- **Aim**:
Locate the word "with" in the material, then show every line that holds it.

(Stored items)
....................
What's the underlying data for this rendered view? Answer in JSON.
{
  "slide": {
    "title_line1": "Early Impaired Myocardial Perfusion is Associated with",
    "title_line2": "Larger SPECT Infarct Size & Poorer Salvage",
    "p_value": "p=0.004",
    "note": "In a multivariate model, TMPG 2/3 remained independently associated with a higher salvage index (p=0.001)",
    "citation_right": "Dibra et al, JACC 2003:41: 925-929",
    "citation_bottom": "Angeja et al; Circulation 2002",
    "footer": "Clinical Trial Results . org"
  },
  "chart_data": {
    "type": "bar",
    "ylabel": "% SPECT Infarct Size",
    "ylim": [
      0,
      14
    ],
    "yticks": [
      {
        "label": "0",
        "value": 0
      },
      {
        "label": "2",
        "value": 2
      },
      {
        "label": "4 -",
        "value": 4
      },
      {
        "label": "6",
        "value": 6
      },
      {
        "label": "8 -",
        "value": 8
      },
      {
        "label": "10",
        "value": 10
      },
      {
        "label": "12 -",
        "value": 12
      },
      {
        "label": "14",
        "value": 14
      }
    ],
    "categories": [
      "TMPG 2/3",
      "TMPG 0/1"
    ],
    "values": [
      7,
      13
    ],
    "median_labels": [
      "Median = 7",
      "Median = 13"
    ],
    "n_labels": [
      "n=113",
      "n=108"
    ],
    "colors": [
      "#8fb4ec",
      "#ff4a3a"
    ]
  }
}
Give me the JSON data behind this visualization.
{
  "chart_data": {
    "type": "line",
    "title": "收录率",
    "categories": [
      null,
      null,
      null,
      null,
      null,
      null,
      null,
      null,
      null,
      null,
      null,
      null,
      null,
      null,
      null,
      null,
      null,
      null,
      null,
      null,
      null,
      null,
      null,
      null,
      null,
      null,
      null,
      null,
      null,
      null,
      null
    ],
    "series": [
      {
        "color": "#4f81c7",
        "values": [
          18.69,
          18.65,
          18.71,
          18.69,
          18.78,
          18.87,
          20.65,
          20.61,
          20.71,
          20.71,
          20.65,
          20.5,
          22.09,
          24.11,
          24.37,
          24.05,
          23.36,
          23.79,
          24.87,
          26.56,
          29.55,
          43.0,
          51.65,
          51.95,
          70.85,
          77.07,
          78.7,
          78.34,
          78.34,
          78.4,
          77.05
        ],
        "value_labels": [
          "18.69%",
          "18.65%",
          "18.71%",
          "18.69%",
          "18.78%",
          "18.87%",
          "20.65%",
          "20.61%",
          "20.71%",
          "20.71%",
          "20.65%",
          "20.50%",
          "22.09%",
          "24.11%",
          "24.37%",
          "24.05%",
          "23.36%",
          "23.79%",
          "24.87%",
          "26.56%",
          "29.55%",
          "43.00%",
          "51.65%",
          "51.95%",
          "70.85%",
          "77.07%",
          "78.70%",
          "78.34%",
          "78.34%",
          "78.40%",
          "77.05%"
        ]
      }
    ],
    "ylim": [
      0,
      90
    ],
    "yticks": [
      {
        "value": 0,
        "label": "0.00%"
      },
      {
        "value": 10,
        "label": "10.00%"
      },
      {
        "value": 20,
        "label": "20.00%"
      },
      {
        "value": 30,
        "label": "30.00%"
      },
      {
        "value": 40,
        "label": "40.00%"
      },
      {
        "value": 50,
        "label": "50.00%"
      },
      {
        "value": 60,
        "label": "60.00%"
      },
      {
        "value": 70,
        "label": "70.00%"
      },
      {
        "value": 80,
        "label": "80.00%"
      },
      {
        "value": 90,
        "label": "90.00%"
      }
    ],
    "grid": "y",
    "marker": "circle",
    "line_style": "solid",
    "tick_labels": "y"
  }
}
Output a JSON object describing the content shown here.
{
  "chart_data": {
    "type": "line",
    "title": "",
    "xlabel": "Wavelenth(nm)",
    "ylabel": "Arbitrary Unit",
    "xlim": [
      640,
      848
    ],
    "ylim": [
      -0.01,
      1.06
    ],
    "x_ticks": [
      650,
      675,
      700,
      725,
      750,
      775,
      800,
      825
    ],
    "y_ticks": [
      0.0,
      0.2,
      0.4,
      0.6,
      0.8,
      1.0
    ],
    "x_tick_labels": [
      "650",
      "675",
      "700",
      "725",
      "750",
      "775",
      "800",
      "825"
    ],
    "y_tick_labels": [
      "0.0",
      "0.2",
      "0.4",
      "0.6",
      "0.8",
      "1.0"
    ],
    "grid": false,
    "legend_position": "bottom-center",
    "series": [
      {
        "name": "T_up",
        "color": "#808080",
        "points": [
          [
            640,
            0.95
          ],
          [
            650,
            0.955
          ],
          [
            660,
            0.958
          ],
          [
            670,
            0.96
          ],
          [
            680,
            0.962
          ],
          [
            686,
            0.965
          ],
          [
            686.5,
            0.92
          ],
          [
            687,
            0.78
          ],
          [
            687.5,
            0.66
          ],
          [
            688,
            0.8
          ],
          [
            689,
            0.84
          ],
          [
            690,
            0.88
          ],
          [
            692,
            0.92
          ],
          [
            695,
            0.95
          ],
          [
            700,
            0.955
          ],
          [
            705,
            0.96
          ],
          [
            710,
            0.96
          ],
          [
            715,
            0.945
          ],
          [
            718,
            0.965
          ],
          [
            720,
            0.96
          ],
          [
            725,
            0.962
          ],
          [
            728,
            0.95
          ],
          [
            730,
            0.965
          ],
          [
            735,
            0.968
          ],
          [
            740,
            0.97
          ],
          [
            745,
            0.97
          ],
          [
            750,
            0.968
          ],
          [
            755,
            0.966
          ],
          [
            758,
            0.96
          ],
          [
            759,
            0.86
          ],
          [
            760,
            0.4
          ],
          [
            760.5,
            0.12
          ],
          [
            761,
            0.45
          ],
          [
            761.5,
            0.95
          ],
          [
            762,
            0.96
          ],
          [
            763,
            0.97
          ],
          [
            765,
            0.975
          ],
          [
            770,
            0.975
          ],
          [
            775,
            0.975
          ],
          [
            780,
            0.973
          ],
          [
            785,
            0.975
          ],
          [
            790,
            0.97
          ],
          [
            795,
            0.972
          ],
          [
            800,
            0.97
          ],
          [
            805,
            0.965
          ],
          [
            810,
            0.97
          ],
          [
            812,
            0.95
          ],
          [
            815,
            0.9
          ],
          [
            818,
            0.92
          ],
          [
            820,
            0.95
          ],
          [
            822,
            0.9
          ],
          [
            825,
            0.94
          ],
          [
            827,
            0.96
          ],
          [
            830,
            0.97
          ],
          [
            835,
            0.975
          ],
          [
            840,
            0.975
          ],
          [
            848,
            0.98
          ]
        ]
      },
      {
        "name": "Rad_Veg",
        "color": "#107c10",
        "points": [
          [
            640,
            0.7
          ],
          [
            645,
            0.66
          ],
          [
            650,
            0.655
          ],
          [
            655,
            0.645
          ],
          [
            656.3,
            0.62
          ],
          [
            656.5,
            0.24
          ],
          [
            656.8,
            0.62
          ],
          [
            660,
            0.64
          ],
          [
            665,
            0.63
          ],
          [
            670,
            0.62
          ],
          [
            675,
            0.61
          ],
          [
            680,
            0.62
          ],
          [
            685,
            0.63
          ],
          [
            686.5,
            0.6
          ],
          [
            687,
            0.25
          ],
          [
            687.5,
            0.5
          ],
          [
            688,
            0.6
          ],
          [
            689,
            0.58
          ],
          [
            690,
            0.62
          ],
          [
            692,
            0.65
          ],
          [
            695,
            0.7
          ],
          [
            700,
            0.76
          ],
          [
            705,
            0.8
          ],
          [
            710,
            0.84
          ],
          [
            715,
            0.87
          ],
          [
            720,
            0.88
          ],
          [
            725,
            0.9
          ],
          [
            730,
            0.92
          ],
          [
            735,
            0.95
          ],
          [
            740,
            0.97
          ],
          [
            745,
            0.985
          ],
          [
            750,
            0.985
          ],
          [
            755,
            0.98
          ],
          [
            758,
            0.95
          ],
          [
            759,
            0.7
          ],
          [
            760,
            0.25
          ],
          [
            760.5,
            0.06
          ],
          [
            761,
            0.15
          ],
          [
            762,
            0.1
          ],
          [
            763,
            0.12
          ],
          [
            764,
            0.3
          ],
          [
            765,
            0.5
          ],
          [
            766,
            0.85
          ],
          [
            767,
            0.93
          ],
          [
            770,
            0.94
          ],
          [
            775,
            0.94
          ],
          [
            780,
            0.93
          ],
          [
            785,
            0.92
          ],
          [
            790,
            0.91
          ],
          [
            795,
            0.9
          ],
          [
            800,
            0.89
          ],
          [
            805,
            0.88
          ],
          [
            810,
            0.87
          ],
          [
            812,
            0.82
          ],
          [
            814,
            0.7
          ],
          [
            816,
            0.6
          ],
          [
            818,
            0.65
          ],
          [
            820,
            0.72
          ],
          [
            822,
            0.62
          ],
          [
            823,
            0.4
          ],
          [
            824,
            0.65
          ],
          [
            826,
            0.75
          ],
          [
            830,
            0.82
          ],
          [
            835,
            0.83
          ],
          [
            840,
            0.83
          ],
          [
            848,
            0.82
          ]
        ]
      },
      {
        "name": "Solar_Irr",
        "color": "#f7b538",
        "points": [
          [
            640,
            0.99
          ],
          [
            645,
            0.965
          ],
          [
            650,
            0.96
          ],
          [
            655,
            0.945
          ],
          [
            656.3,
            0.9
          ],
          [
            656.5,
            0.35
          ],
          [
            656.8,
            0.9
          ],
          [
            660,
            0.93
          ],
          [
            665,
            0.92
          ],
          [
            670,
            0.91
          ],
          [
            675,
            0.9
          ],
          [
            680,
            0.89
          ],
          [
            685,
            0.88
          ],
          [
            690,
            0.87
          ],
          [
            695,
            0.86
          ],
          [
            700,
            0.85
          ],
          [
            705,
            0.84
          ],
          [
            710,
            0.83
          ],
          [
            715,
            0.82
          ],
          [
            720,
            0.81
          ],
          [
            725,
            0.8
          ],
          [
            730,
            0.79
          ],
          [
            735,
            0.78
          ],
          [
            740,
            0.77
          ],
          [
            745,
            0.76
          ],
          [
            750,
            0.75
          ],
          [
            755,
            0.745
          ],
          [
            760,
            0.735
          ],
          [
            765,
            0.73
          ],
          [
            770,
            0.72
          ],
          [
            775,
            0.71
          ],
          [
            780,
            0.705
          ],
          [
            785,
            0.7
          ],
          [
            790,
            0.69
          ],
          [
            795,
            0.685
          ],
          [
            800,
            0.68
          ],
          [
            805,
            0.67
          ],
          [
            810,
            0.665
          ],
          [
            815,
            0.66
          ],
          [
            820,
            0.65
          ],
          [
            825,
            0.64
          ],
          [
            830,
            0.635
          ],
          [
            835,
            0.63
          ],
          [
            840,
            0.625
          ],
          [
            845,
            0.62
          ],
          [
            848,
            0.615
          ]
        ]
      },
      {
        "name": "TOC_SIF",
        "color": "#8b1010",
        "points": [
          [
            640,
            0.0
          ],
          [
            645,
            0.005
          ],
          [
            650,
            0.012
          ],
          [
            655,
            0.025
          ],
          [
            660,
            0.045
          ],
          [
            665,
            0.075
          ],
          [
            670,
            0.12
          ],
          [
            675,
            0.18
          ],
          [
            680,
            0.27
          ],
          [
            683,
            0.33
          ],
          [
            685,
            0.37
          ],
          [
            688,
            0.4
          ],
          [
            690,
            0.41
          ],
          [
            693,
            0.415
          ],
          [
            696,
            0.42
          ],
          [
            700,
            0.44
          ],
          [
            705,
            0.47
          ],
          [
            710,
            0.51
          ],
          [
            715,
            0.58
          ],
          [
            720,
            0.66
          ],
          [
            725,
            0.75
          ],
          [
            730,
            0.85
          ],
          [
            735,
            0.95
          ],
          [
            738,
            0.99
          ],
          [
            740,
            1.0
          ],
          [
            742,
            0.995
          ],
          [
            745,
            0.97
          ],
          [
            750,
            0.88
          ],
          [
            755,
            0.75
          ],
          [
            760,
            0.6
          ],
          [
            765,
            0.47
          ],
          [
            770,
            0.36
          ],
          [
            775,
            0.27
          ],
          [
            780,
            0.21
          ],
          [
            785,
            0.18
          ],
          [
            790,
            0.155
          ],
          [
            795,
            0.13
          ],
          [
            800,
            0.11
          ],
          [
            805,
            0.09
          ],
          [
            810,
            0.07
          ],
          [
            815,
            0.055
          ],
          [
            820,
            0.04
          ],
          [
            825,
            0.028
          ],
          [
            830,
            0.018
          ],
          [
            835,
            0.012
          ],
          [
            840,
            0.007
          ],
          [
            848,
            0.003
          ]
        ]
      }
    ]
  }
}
....................
- **In response**:
    "title_line1": "Early Impaired Myocardial Perfusion is Associated with",
    "note": "In a multivariate model, TMPG 2/3 remained independently associated with a higher salvage index (p=0.001)",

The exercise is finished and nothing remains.